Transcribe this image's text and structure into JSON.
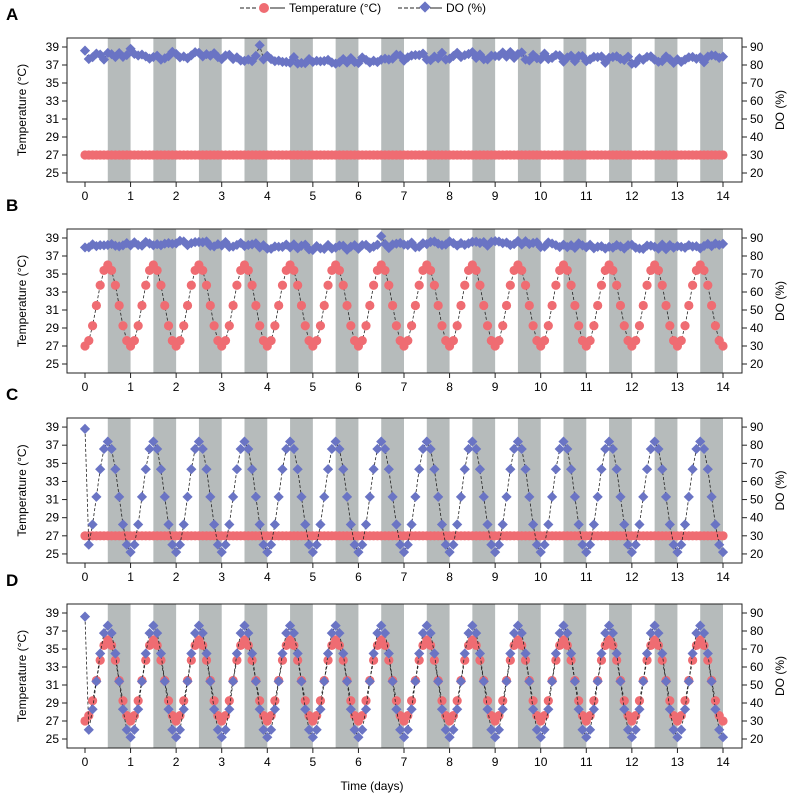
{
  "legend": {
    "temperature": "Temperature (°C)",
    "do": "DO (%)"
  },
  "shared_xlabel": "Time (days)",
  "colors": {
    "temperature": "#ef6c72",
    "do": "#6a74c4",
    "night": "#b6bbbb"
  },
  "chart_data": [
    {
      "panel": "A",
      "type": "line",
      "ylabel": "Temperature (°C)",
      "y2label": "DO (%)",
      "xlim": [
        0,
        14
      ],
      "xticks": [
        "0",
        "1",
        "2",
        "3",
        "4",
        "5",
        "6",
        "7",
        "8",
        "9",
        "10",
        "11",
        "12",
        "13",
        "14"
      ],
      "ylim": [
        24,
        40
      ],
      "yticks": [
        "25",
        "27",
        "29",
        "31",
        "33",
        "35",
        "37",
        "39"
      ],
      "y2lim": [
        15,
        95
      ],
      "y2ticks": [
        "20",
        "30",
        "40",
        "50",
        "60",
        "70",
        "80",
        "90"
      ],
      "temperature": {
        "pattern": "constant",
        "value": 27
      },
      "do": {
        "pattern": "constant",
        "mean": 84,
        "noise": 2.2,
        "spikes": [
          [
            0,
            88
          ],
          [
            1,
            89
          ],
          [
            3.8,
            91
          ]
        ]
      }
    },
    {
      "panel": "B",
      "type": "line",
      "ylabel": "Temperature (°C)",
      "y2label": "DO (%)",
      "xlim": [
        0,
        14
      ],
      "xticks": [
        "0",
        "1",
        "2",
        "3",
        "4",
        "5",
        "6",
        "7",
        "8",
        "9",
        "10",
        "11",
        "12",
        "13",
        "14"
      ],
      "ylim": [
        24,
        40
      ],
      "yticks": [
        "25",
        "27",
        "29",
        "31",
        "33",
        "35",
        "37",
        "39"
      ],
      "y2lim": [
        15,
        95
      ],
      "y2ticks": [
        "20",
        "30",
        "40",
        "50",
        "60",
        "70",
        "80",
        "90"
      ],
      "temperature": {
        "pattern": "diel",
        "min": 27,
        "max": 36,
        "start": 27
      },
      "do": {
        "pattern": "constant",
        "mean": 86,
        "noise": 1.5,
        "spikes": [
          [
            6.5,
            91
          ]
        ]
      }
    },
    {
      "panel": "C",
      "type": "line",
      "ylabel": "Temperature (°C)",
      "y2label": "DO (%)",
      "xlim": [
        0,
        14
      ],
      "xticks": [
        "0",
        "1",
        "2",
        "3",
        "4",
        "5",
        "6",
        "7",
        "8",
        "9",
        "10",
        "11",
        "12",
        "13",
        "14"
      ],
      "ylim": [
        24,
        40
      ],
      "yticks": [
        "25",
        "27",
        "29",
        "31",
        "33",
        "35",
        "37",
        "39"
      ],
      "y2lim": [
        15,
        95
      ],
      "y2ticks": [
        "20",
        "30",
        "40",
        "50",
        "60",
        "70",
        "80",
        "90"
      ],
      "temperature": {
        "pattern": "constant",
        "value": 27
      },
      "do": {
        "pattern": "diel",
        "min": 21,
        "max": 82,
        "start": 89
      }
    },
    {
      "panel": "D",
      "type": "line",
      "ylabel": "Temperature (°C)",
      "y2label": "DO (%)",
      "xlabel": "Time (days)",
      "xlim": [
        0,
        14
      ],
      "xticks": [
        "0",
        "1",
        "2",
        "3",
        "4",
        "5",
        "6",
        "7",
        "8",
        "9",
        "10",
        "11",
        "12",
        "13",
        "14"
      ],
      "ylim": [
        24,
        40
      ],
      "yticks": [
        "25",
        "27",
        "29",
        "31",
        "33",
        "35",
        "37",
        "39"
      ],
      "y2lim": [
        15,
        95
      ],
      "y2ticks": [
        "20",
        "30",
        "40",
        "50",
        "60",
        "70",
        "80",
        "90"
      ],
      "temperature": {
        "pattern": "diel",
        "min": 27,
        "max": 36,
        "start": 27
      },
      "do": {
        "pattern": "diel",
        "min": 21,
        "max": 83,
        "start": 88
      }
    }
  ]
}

--------------------

## OBJECTIVE
Read through the entries and copy every line that includes "Time".

## WORKED ANSWER
  "shared_xlabel": "Time (days)",
      "xlabel": "Time (days)",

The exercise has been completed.